<<<<

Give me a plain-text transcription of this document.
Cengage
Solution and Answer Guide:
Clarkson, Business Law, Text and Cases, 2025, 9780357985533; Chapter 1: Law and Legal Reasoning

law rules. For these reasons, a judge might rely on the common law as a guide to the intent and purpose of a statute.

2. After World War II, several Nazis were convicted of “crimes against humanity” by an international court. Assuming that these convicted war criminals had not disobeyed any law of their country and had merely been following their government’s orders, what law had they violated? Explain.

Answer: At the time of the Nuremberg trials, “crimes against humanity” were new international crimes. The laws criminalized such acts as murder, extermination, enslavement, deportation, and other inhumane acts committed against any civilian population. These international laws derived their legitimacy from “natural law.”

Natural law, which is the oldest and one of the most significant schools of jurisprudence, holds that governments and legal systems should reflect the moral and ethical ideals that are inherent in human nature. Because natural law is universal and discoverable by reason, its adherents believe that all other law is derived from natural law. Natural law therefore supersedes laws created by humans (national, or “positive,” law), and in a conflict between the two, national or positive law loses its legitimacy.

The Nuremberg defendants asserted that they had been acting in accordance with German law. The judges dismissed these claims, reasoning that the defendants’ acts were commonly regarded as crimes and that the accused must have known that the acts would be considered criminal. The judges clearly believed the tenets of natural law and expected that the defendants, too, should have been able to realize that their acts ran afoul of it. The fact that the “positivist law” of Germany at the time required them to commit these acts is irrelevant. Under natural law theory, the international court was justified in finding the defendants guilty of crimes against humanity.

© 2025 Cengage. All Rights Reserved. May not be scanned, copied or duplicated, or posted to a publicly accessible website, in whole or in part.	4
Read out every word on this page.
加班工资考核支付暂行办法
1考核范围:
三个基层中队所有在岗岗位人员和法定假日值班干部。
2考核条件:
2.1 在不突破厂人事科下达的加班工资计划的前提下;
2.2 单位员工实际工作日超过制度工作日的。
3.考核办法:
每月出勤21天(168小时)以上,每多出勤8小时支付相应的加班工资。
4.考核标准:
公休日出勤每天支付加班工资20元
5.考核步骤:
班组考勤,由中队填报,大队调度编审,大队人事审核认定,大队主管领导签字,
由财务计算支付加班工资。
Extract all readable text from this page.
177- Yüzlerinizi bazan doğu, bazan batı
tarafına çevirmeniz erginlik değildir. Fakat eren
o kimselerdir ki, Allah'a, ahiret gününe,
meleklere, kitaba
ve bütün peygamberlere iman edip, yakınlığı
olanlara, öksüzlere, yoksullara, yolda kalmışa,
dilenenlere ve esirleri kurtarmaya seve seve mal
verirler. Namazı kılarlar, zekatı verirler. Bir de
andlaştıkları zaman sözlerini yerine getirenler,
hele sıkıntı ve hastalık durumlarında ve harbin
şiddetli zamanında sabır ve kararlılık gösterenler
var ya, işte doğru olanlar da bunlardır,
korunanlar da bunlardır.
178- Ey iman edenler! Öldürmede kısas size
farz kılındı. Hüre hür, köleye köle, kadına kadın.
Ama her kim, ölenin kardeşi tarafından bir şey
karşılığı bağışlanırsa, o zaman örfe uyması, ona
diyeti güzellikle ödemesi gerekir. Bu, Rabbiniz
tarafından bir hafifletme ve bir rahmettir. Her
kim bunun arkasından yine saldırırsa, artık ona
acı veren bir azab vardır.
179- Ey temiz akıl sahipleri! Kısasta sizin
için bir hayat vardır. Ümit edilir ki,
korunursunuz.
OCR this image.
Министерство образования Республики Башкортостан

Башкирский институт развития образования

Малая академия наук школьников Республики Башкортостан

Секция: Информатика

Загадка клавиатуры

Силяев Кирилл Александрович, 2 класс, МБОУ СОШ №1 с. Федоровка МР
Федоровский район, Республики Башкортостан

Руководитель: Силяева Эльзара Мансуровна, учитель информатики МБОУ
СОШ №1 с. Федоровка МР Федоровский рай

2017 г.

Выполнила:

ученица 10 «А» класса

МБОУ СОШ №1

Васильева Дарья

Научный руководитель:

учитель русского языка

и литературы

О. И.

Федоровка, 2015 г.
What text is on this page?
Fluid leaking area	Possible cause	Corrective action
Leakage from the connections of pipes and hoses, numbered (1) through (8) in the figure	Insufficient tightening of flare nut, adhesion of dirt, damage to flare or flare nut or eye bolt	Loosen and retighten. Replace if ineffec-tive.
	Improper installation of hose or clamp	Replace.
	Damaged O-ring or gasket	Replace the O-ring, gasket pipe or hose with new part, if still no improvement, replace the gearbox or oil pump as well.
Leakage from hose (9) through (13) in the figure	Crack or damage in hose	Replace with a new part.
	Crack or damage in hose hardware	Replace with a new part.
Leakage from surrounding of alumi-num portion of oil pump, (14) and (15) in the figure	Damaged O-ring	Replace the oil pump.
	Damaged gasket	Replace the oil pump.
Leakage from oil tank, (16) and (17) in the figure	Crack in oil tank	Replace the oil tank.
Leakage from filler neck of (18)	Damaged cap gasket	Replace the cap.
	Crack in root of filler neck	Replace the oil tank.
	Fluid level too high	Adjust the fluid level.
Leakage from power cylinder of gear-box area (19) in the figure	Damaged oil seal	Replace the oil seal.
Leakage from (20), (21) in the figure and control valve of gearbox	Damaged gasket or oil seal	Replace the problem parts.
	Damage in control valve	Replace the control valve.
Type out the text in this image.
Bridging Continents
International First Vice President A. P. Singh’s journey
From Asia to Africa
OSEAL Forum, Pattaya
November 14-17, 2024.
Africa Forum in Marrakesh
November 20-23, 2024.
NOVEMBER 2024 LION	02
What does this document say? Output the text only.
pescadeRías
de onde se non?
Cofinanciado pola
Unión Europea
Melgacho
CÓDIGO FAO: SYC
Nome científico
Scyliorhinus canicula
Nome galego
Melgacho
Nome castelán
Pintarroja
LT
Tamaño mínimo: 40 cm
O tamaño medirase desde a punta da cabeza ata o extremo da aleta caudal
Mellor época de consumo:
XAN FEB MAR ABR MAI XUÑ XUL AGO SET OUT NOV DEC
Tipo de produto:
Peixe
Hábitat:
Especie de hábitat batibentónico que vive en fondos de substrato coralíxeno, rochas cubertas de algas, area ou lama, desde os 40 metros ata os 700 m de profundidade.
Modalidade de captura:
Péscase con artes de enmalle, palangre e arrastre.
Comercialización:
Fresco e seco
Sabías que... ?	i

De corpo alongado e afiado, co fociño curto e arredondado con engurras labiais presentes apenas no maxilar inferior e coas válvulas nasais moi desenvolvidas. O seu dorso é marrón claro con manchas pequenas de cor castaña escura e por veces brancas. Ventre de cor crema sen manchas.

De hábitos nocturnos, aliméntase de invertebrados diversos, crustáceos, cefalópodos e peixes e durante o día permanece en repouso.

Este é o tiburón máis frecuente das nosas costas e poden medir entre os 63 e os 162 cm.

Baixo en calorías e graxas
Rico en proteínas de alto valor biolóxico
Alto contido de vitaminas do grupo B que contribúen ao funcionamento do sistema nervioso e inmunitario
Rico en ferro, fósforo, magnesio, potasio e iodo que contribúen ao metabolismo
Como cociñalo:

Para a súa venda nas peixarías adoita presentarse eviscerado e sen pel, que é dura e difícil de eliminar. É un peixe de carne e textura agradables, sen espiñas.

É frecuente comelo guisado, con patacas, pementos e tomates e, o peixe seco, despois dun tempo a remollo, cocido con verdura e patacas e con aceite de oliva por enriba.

>>>>

◆ Your goal ◆
Output all of the data above without any alteration.

◆ Worked solution ◆
Give me a plain-text transcription of this document.
Cengage
Solution and Answer Guide:
Clarkson, Business Law, Text and Cases, 2025, 9780357985533; Chapter 1: Law and Legal Reasoning

law rules. For these reasons, a judge might rely on the common law as a guide to the intent and purpose of a statute.

2. After World War II, several Nazis were convicted of “crimes against humanity” by an international court. Assuming that these convicted war criminals had not disobeyed any law of their country and had merely been following their government’s orders, what law had they violated? Explain.

Answer: At the time of the Nuremberg trials, “crimes against humanity” were new international crimes. The laws criminalized such acts as murder, extermination, enslavement, deportation, and other inhumane acts committed against any civilian population. These international laws derived their legitimacy from “natural law.”

Natural law, which is the oldest and one of the most significant schools of jurisprudence, holds that governments and legal systems should reflect the moral and ethical ideals that are inherent in human nature. Because natural law is universal and discoverable by reason, its adherents believe that all other law is derived from natural law. Natural law therefore supersedes laws created by humans (national, or “positive,” law), and in a conflict between the two, national or positive law loses its legitimacy.

The Nuremberg defendants asserted that they had been acting in accordance with German law. The judges dismissed these claims, reasoning that the defendants’ acts were commonly regarded as crimes and that the accused must have known that the acts would be considered criminal. The judges clearly believed the tenets of natural law and expected that the defendants, too, should have been able to realize that their acts ran afoul of it. The fact that the “positivist law” of Germany at the time required them to commit these acts is irrelevant. Under natural law theory, the international court was justified in finding the defendants guilty of crimes against humanity.

© 2025 Cengage. All Rights Reserved. May not be scanned, copied or duplicated, or posted to a publicly accessible website, in whole or in part.	4
Read out every word on this page.
加班工资考核支付暂行办法
1考核范围:
三个基层中队所有在岗岗位人员和法定假日值班干部。
2考核条件:
2.1 在不突破厂人事科下达的加班工资计划的前提下;
2.2 单位员工实际工作日超过制度工作日的。
3.考核办法:
每月出勤21天(168小时)以上,每多出勤8小时支付相应的加班工资。
4.考核标准:
公休日出勤每天支付加班工资20元
5.考核步骤:
班组考勤,由中队填报,大队调度编审,大队人事审核认定,大队主管领导签字,
由财务计算支付加班工资。
Extract all readable text from this page.
177- Yüzlerinizi bazan doğu, bazan batı
tarafına çevirmeniz erginlik değildir. Fakat eren
o kimselerdir ki, Allah'a, ahiret gününe,
meleklere, kitaba
ve bütün peygamberlere iman edip, yakınlığı
olanlara, öksüzlere, yoksullara, yolda kalmışa,
dilenenlere ve esirleri kurtarmaya seve seve mal
verirler. Namazı kılarlar, zekatı verirler. Bir de
andlaştıkları zaman sözlerini yerine getirenler,
hele sıkıntı ve hastalık durumlarında ve harbin
şiddetli zamanında sabır ve kararlılık gösterenler
var ya, işte doğru olanlar da bunlardır,
korunanlar da bunlardır.
178- Ey iman edenler! Öldürmede kısas size
farz kılındı. Hüre hür, köleye köle, kadına kadın.
Ama her kim, ölenin kardeşi tarafından bir şey
karşılığı bağışlanırsa, o zaman örfe uyması, ona
diyeti güzellikle ödemesi gerekir. Bu, Rabbiniz
tarafından bir hafifletme ve bir rahmettir. Her
kim bunun arkasından yine saldırırsa, artık ona
acı veren bir azab vardır.
179- Ey temiz akıl sahipleri! Kısasta sizin
için bir hayat vardır. Ümit edilir ki,
korunursunuz.
OCR this image.
Министерство образования Республики Башкортостан

Башкирский институт развития образования

Малая академия наук школьников Республики Башкортостан

Секция: Информатика

Загадка клавиатуры

Силяев Кирилл Александрович, 2 класс, МБОУ СОШ №1 с. Федоровка МР
Федоровский район, Республики Башкортостан

Руководитель: Силяева Эльзара Мансуровна, учитель информатики МБОУ
СОШ №1 с. Федоровка МР Федоровский рай

2017 г.

Выполнила:

ученица 10 «А» класса

МБОУ СОШ №1

Васильева Дарья

Научный руководитель:

учитель русского языка

и литературы

О. И.

Федоровка, 2015 г.
What text is on this page?
Fluid leaking area	Possible cause	Corrective action
Leakage from the connections of pipes and hoses, numbered (1) through (8) in the figure	Insufficient tightening of flare nut, adhesion of dirt, damage to flare or flare nut or eye bolt	Loosen and retighten. Replace if ineffec-tive.
	Improper installation of hose or clamp	Replace.
	Damaged O-ring or gasket	Replace the O-ring, gasket pipe or hose with new part, if still no improvement, replace the gearbox or oil pump as well.
Leakage from hose (9) through (13) in the figure	Crack or damage in hose	Replace with a new part.
	Crack or damage in hose hardware	Replace with a new part.
Leakage from surrounding of alumi-num portion of oil pump, (14) and (15) in the figure	Damaged O-ring	Replace the oil pump.
	Damaged gasket	Replace the oil pump.
Leakage from oil tank, (16) and (17) in the figure	Crack in oil tank	Replace the oil tank.
Leakage from filler neck of (18)	Damaged cap gasket	Replace the cap.
	Crack in root of filler neck	Replace the oil tank.
	Fluid level too high	Adjust the fluid level.
Leakage from power cylinder of gear-box area (19) in the figure	Damaged oil seal	Replace the oil seal.
Leakage from (20), (21) in the figure and control valve of gearbox	Damaged gasket or oil seal	Replace the problem parts.
	Damage in control valve	Replace the control valve.
Type out the text in this image.
Bridging Continents
International First Vice President A. P. Singh’s journey
From Asia to Africa
OSEAL Forum, Pattaya
November 14-17, 2024.
Africa Forum in Marrakesh
November 20-23, 2024.
NOVEMBER 2024 LION	02
What does this document say? Output the text only.
pescadeRías
de onde se non?
Cofinanciado pola
Unión Europea
Melgacho
CÓDIGO FAO: SYC
Nome científico
Scyliorhinus canicula
Nome galego
Melgacho
Nome castelán
Pintarroja
LT
Tamaño mínimo: 40 cm
O tamaño medirase desde a punta da cabeza ata o extremo da aleta caudal
Mellor época de consumo:
XAN FEB MAR ABR MAI XUÑ XUL AGO SET OUT NOV DEC
Tipo de produto:
Peixe
Hábitat:
Especie de hábitat batibentónico que vive en fondos de substrato coralíxeno, rochas cubertas de algas, area ou lama, desde os 40 metros ata os 700 m de profundidade.
Modalidade de captura:
Péscase con artes de enmalle, palangre e arrastre.
Comercialización:
Fresco e seco
Sabías que... ?	i

De corpo alongado e afiado, co fociño curto e arredondado con engurras labiais presentes apenas no maxilar inferior e coas válvulas nasais moi desenvolvidas. O seu dorso é marrón claro con manchas pequenas de cor castaña escura e por veces brancas. Ventre de cor crema sen manchas.

De hábitos nocturnos, aliméntase de invertebrados diversos, crustáceos, cefalópodos e peixes e durante o día permanece en repouso.

Este é o tiburón máis frecuente das nosas costas e poden medir entre os 63 e os 162 cm.

Baixo en calorías e graxas
Rico en proteínas de alto valor biolóxico
Alto contido de vitaminas do grupo B que contribúen ao funcionamento do sistema nervioso e inmunitario
Rico en ferro, fósforo, magnesio, potasio e iodo que contribúen ao metabolismo
Como cociñalo:

Para a súa venda nas peixarías adoita presentarse eviscerado e sen pel, que é dura e difícil de eliminar. É un peixe de carne e textura agradables, sen espiñas.

É frecuente comelo guisado, con patacas, pementos e tomates e, o peixe seco, despois dun tempo a remollo, cocido con verdura e patacas e con aceite de oliva por enriba.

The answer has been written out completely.